TASK PROMPT » From the first line to the last, return the data exactly, with no pictures.
-- DATA FOR ANALYSIS follows --
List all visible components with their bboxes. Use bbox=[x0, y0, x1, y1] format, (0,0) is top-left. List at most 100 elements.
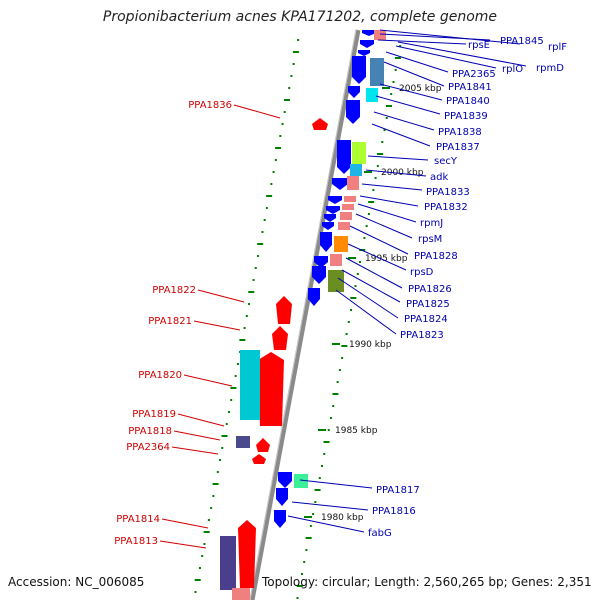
right-gene-label: PPA1838 bbox=[438, 127, 482, 138]
forward-gene-arrow bbox=[276, 296, 292, 324]
right-gene-label: PPA1840 bbox=[446, 96, 490, 107]
leader-line bbox=[365, 169, 427, 177]
leader-line bbox=[397, 41, 527, 67]
scale-label: 1980 kbp bbox=[321, 513, 364, 523]
inner-ring-box bbox=[374, 30, 386, 40]
right-gene-label: PPA1825 bbox=[406, 299, 450, 310]
scale-label: 1990 kbp bbox=[349, 340, 392, 350]
left-gene-label: PPA1818 bbox=[128, 426, 172, 437]
gene-glyphs bbox=[220, 30, 386, 600]
leader-line bbox=[395, 45, 497, 69]
reverse-gene-arrow bbox=[358, 50, 370, 56]
leader-line bbox=[299, 479, 373, 489]
left-gene-label: PPA1813 bbox=[114, 536, 158, 547]
reverse-gene-arrow bbox=[337, 140, 351, 174]
genome-backbone bbox=[249, 29, 361, 600]
label-leader-lines bbox=[159, 29, 527, 549]
leader-line bbox=[379, 33, 491, 41]
right-gene-label: fabG bbox=[368, 528, 392, 539]
leader-line bbox=[349, 225, 409, 255]
right-gene-label: PPA1823 bbox=[400, 330, 444, 341]
inner-ring-box bbox=[236, 436, 250, 448]
gene-labels: PPA1836 PPA1822 PPA1821 PPA1820 PPA1819 PPA18… bbox=[114, 36, 567, 547]
leader-line bbox=[347, 243, 407, 271]
left-gene-label: PPA1814 bbox=[116, 514, 160, 525]
right-gene-label: PPA1817 bbox=[376, 485, 420, 496]
scale-ticks: 2005 kbp 2000 kbp 1995 kbp 1990 kbp 1985 kbp… bbox=[304, 84, 442, 523]
inner-ring-box bbox=[232, 588, 250, 600]
leader-line bbox=[377, 39, 467, 45]
right-gene-label: rpmD bbox=[536, 63, 564, 74]
leader-line bbox=[159, 540, 207, 549]
inner-ring-box bbox=[350, 164, 362, 176]
right-gene-label: PPA1828 bbox=[414, 251, 458, 262]
leader-line bbox=[385, 51, 449, 73]
scale-label: 1985 kbp bbox=[335, 426, 378, 436]
leader-line bbox=[355, 213, 413, 239]
forward-gene-arrow bbox=[258, 352, 284, 426]
right-gene-label: PPA1832 bbox=[424, 202, 468, 213]
right-gene-label: secY bbox=[434, 156, 458, 167]
right-gene-label: rpmJ bbox=[420, 218, 443, 229]
right-gene-label: PPA1839 bbox=[444, 111, 488, 122]
outer-dotted-ring-left bbox=[194, 39, 300, 593]
leader-line bbox=[183, 374, 233, 387]
right-gene-label: PPA1824 bbox=[404, 314, 448, 325]
reverse-gene-arrow bbox=[346, 100, 360, 124]
leader-line bbox=[193, 320, 241, 331]
inner-ring-box bbox=[352, 142, 366, 164]
leader-line bbox=[173, 430, 221, 441]
leader-line bbox=[371, 123, 431, 147]
leader-line bbox=[287, 515, 365, 533]
genome-backbone-highlight bbox=[249, 29, 357, 600]
inner-ring-box bbox=[338, 222, 350, 230]
right-gene-label: PPA2365 bbox=[452, 69, 496, 80]
right-gene-label: rpsD bbox=[410, 267, 434, 278]
forward-gene-arrow bbox=[256, 438, 270, 452]
leader-line bbox=[357, 203, 417, 223]
leader-line bbox=[337, 277, 399, 319]
reverse-gene-arrow bbox=[276, 488, 288, 506]
inner-ring-box bbox=[370, 58, 384, 86]
leader-line bbox=[345, 257, 403, 289]
left-gene-label: PPA1819 bbox=[132, 409, 176, 420]
leader-line bbox=[383, 61, 445, 87]
right-gene-label: adk bbox=[430, 172, 448, 183]
reverse-gene-arrow bbox=[278, 472, 292, 488]
leader-line bbox=[379, 29, 521, 45]
reverse-gene-arrow bbox=[328, 196, 342, 204]
reverse-gene-arrow bbox=[332, 178, 348, 190]
right-gene-label: PPA1833 bbox=[426, 187, 470, 198]
reverse-gene-arrow bbox=[324, 214, 336, 222]
reverse-gene-arrow bbox=[362, 30, 376, 36]
inner-ring-box bbox=[220, 536, 236, 590]
leader-line bbox=[161, 518, 209, 529]
left-gene-label: PPA1836 bbox=[188, 100, 232, 111]
inner-ring-box bbox=[344, 196, 356, 202]
right-gene-label: rpsM bbox=[418, 234, 442, 245]
inner-ring-box bbox=[340, 212, 352, 220]
reverse-gene-arrow bbox=[308, 288, 320, 306]
forward-gene-arrow bbox=[272, 326, 288, 350]
leader-line bbox=[233, 104, 281, 119]
leader-line bbox=[197, 289, 245, 303]
reverse-gene-arrow bbox=[274, 510, 286, 528]
leader-line bbox=[335, 289, 397, 335]
left-gene-label: PPA1821 bbox=[148, 316, 192, 327]
leader-line bbox=[375, 95, 441, 115]
reverse-gene-arrow bbox=[348, 86, 360, 98]
inner-ring-box bbox=[330, 254, 342, 266]
scale-label: 2000 kbp bbox=[381, 168, 424, 178]
right-gene-label: PPA1837 bbox=[436, 142, 480, 153]
leader-line bbox=[341, 269, 401, 303]
leader-line bbox=[367, 155, 429, 161]
leader-line bbox=[373, 111, 435, 131]
scale-label: 2005 kbp bbox=[399, 84, 442, 94]
reverse-gene-arrow bbox=[320, 232, 332, 252]
right-gene-label: rpsE bbox=[468, 40, 490, 51]
inner-ring-box bbox=[334, 236, 348, 252]
left-gene-label: PPA1822 bbox=[152, 285, 196, 296]
reverse-gene-arrow bbox=[326, 206, 340, 214]
reverse-gene-arrow bbox=[352, 56, 366, 84]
-- DATA FOR ANALYSIS concluded --
EXERCISE SOLUTION »
List all visible components with their bboxes. Use bbox=[x0, y0, x1, y1] format, (0,0) is top-left. List at most 100 elements.
right-gene-label: PPA1838 bbox=[438, 127, 482, 138]
forward-gene-arrow bbox=[276, 296, 292, 324]
right-gene-label: PPA1840 bbox=[446, 96, 490, 107]
leader-line bbox=[365, 169, 427, 177]
leader-line bbox=[397, 41, 527, 67]
scale-label: 1980 kbp bbox=[321, 513, 364, 523]
inner-ring-box bbox=[374, 30, 386, 40]
right-gene-label: PPA1825 bbox=[406, 299, 450, 310]
scale-label: 1990 kbp bbox=[349, 340, 392, 350]
left-gene-label: PPA1818 bbox=[128, 426, 172, 437]
gene-glyphs bbox=[220, 30, 386, 600]
leader-line bbox=[395, 45, 497, 69]
reverse-gene-arrow bbox=[358, 50, 370, 56]
leader-line bbox=[299, 479, 373, 489]
left-gene-label: PPA1813 bbox=[114, 536, 158, 547]
reverse-gene-arrow bbox=[337, 140, 351, 174]
genome-backbone bbox=[249, 29, 361, 600]
label-leader-lines bbox=[159, 29, 527, 549]
leader-line bbox=[379, 33, 491, 41]
right-gene-label: fabG bbox=[368, 528, 392, 539]
leader-line bbox=[349, 225, 409, 255]
right-gene-label: PPA1823 bbox=[400, 330, 444, 341]
inner-ring-box bbox=[236, 436, 250, 448]
gene-labels: PPA1836 PPA1822 PPA1821 PPA1820 PPA1819 PPA18… bbox=[114, 36, 567, 547]
leader-line bbox=[347, 243, 407, 271]
left-gene-label: PPA1814 bbox=[116, 514, 160, 525]
right-gene-label: PPA1817 bbox=[376, 485, 420, 496]
scale-ticks: 2005 kbp 2000 kbp 1995 kbp 1990 kbp 1985 kbp… bbox=[304, 84, 442, 523]
inner-ring-box bbox=[232, 588, 250, 600]
leader-line bbox=[377, 39, 467, 45]
right-gene-label: rpmD bbox=[536, 63, 564, 74]
leader-line bbox=[159, 540, 207, 549]
inner-ring-box bbox=[350, 164, 362, 176]
right-gene-label: PPA1828 bbox=[414, 251, 458, 262]
leader-line bbox=[385, 51, 449, 73]
scale-label: 1985 kbp bbox=[335, 426, 378, 436]
leader-line bbox=[355, 213, 413, 239]
forward-gene-arrow bbox=[258, 352, 284, 426]
right-gene-label: PPA1832 bbox=[424, 202, 468, 213]
right-gene-label: secY bbox=[434, 156, 458, 167]
right-gene-label: rpmJ bbox=[420, 218, 443, 229]
right-gene-label: PPA1839 bbox=[444, 111, 488, 122]
outer-dotted-ring-left bbox=[194, 39, 300, 593]
leader-line bbox=[183, 374, 233, 387]
right-gene-label: PPA1824 bbox=[404, 314, 448, 325]
reverse-gene-arrow bbox=[346, 100, 360, 124]
leader-line bbox=[193, 320, 241, 331]
inner-ring-box bbox=[352, 142, 366, 164]
leader-line bbox=[173, 430, 221, 441]
leader-line bbox=[371, 123, 431, 147]
leader-line bbox=[287, 515, 365, 533]
genome-backbone-highlight bbox=[249, 29, 357, 600]
inner-ring-box bbox=[338, 222, 350, 230]
right-gene-label: PPA2365 bbox=[452, 69, 496, 80]
right-gene-label: rpsD bbox=[410, 267, 434, 278]
forward-gene-arrow bbox=[256, 438, 270, 452]
leader-line bbox=[357, 203, 417, 223]
leader-line bbox=[337, 277, 399, 319]
reverse-gene-arrow bbox=[276, 488, 288, 506]
inner-ring-box bbox=[370, 58, 384, 86]
leader-line bbox=[345, 257, 403, 289]
left-gene-label: PPA1819 bbox=[132, 409, 176, 420]
leader-line bbox=[383, 61, 445, 87]
right-gene-label: adk bbox=[430, 172, 448, 183]
reverse-gene-arrow bbox=[278, 472, 292, 488]
leader-line bbox=[379, 29, 521, 45]
reverse-gene-arrow bbox=[328, 196, 342, 204]
reverse-gene-arrow bbox=[332, 178, 348, 190]
right-gene-label: PPA1833 bbox=[426, 187, 470, 198]
reverse-gene-arrow bbox=[324, 214, 336, 222]
reverse-gene-arrow bbox=[362, 30, 376, 36]
inner-ring-box bbox=[220, 536, 236, 590]
leader-line bbox=[161, 518, 209, 529]
left-gene-label: PPA1836 bbox=[188, 100, 232, 111]
inner-ring-box bbox=[344, 196, 356, 202]
right-gene-label: rpsM bbox=[418, 234, 442, 245]
inner-ring-box bbox=[340, 212, 352, 220]
reverse-gene-arrow bbox=[308, 288, 320, 306]
forward-gene-arrow bbox=[272, 326, 288, 350]
leader-line bbox=[233, 104, 281, 119]
leader-line bbox=[197, 289, 245, 303]
reverse-gene-arrow bbox=[274, 510, 286, 528]
leader-line bbox=[335, 289, 397, 335]
left-gene-label: PPA1821 bbox=[148, 316, 192, 327]
leader-line bbox=[375, 95, 441, 115]
reverse-gene-arrow bbox=[348, 86, 360, 98]
inner-ring-box bbox=[330, 254, 342, 266]
scale-label: 2000 kbp bbox=[381, 168, 424, 178]
right-gene-label: PPA1837 bbox=[436, 142, 480, 153]
leader-line bbox=[341, 269, 401, 303]
leader-line bbox=[367, 155, 429, 161]
leader-line bbox=[373, 111, 435, 131]
scale-label: 2005 kbp bbox=[399, 84, 442, 94]
reverse-gene-arrow bbox=[320, 232, 332, 252]
right-gene-label: rpsE bbox=[468, 40, 490, 51]
inner-ring-box bbox=[334, 236, 348, 252]
left-gene-label: PPA1822 bbox=[152, 285, 196, 296]
reverse-gene-arrow bbox=[326, 206, 340, 214]
reverse-gene-arrow bbox=[352, 56, 366, 84]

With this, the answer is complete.